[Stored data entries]
============

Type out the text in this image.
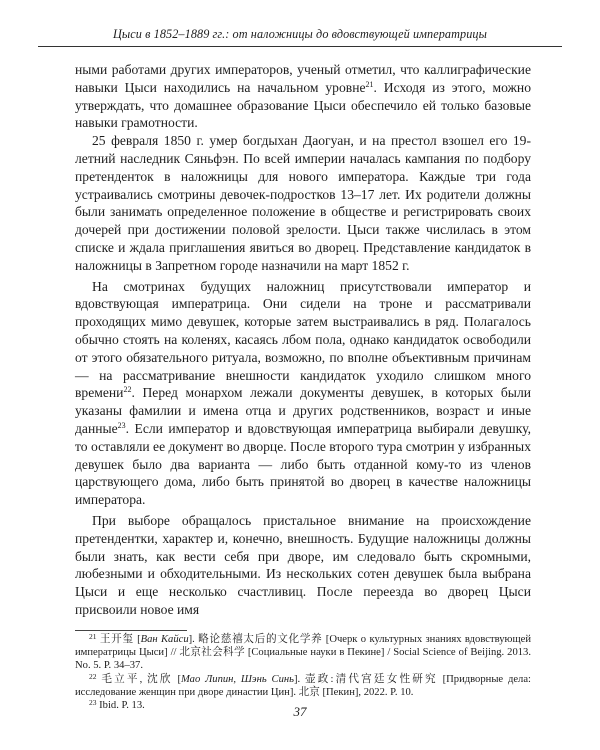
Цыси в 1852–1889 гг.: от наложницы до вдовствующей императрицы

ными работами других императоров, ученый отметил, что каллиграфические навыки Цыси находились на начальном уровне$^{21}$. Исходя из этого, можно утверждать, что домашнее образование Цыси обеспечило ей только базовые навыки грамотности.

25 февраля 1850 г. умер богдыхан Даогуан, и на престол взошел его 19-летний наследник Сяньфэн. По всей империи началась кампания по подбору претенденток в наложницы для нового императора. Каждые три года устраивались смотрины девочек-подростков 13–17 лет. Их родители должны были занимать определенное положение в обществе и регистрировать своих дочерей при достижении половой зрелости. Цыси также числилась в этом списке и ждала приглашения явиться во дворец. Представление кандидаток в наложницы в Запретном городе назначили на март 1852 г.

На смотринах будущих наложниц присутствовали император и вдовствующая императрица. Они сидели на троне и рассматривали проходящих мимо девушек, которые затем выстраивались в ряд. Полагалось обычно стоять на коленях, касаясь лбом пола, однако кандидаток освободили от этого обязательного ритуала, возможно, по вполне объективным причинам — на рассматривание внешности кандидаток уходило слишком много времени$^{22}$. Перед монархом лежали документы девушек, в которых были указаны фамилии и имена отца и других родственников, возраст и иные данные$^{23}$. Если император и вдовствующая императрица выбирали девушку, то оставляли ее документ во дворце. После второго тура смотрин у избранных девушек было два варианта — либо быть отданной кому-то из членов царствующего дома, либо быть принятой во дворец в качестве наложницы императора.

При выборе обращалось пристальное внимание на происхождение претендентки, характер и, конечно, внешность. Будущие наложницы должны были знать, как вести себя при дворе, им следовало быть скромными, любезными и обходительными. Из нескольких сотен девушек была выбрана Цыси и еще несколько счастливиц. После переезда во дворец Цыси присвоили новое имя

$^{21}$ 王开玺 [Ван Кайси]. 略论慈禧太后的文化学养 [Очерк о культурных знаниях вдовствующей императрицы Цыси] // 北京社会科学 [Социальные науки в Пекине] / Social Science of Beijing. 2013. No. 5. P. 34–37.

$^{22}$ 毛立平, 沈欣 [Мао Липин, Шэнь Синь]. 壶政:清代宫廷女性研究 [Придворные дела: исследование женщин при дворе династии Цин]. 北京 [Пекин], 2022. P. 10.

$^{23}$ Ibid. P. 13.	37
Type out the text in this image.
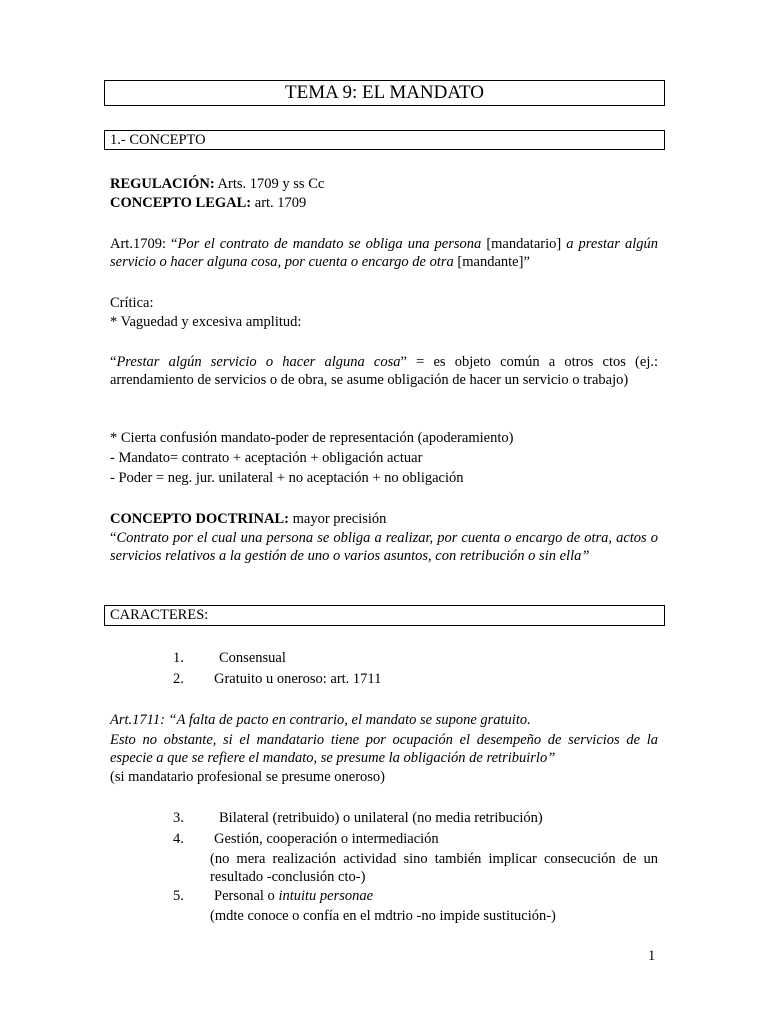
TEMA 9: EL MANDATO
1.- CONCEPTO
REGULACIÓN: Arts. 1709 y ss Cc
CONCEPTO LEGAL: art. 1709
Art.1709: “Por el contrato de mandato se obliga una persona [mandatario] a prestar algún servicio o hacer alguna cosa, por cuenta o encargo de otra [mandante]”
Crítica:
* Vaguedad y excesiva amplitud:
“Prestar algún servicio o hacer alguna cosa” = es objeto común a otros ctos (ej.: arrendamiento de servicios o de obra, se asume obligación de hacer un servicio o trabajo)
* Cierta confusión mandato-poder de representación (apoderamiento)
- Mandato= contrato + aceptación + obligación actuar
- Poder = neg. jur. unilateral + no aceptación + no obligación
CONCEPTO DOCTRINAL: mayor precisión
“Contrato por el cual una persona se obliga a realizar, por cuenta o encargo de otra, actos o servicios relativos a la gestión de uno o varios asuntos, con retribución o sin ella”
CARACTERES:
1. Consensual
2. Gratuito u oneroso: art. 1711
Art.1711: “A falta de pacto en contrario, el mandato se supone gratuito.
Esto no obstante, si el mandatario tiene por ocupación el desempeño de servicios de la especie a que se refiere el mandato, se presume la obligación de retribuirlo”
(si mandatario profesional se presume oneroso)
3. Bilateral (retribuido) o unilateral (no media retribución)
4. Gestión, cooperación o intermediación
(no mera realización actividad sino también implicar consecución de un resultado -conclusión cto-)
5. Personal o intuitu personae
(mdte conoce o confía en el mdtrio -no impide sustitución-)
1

============

*WRITTEN INSTRUCTION*.
Restate the whole listing above exactly, please, omitting every image.

*TASK ANSWER*.
Type out the text in this image.
Цыси в 1852–1889 гг.: от наложницы до вдовствующей императрицы

ными работами других императоров, ученый отметил, что каллиграфические навыки Цыси находились на начальном уровне$^{21}$. Исходя из этого, можно утверждать, что домашнее образование Цыси обеспечило ей только базовые навыки грамотности.

25 февраля 1850 г. умер богдыхан Даогуан, и на престол взошел его 19-летний наследник Сяньфэн. По всей империи началась кампания по подбору претенденток в наложницы для нового императора. Каждые три года устраивались смотрины девочек-подростков 13–17 лет. Их родители должны были занимать определенное положение в обществе и регистрировать своих дочерей при достижении половой зрелости. Цыси также числилась в этом списке и ждала приглашения явиться во дворец. Представление кандидаток в наложницы в Запретном городе назначили на март 1852 г.

На смотринах будущих наложниц присутствовали император и вдовствующая императрица. Они сидели на троне и рассматривали проходящих мимо девушек, которые затем выстраивались в ряд. Полагалось обычно стоять на коленях, касаясь лбом пола, однако кандидаток освободили от этого обязательного ритуала, возможно, по вполне объективным причинам — на рассматривание внешности кандидаток уходило слишком много времени$^{22}$. Перед монархом лежали документы девушек, в которых были указаны фамилии и имена отца и других родственников, возраст и иные данные$^{23}$. Если император и вдовствующая императрица выбирали девушку, то оставляли ее документ во дворце. После второго тура смотрин у избранных девушек было два варианта — либо быть отданной кому-то из членов царствующего дома, либо быть принятой во дворец в качестве наложницы императора.

При выборе обращалось пристальное внимание на происхождение претендентки, характер и, конечно, внешность. Будущие наложницы должны были знать, как вести себя при дворе, им следовало быть скромными, любезными и обходительными. Из нескольких сотен девушек была выбрана Цыси и еще несколько счастливиц. После переезда во дворец Цыси присвоили новое имя

$^{21}$ 王开玺 [Ван Кайси]. 略论慈禧太后的文化学养 [Очерк о культурных знаниях вдовствующей императрицы Цыси] // 北京社会科学 [Социальные науки в Пекине] / Social Science of Beijing. 2013. No. 5. P. 34–37.

$^{22}$ 毛立平, 沈欣 [Мао Липин, Шэнь Синь]. 壶政:清代宫廷女性研究 [Придворные дела: исследование женщин при дворе династии Цин]. 北京 [Пекин], 2022. P. 10.

$^{23}$ Ibid. P. 13.	37
Type out the text in this image.
TEMA 9: EL MANDATO
1.- CONCEPTO
REGULACIÓN: Arts. 1709 y ss Cc
CONCEPTO LEGAL: art. 1709
Art.1709: “Por el contrato de mandato se obliga una persona [mandatario] a prestar algún servicio o hacer alguna cosa, por cuenta o encargo de otra [mandante]”
Crítica:
* Vaguedad y excesiva amplitud:
“Prestar algún servicio o hacer alguna cosa” = es objeto común a otros ctos (ej.: arrendamiento de servicios o de obra, se asume obligación de hacer un servicio o trabajo)
* Cierta confusión mandato-poder de representación (apoderamiento)
- Mandato= contrato + aceptación + obligación actuar
- Poder = neg. jur. unilateral + no aceptación + no obligación
CONCEPTO DOCTRINAL: mayor precisión
“Contrato por el cual una persona se obliga a realizar, por cuenta o encargo de otra, actos o servicios relativos a la gestión de uno o varios asuntos, con retribución o sin ella”
CARACTERES:
1. Consensual
2. Gratuito u oneroso: art. 1711
Art.1711: “A falta de pacto en contrario, el mandato se supone gratuito.
Esto no obstante, si el mandatario tiene por ocupación el desempeño de servicios de la especie a que se refiere el mandato, se presume la obligación de retribuirlo”
(si mandatario profesional se presume oneroso)
3. Bilateral (retribuido) o unilateral (no media retribución)
4. Gestión, cooperación o intermediación
(no mera realización actividad sino también implicar consecución de un resultado -conclusión cto-)
5. Personal o intuitu personae
(mdte conoce o confía en el mdtrio -no impide sustitución-)
1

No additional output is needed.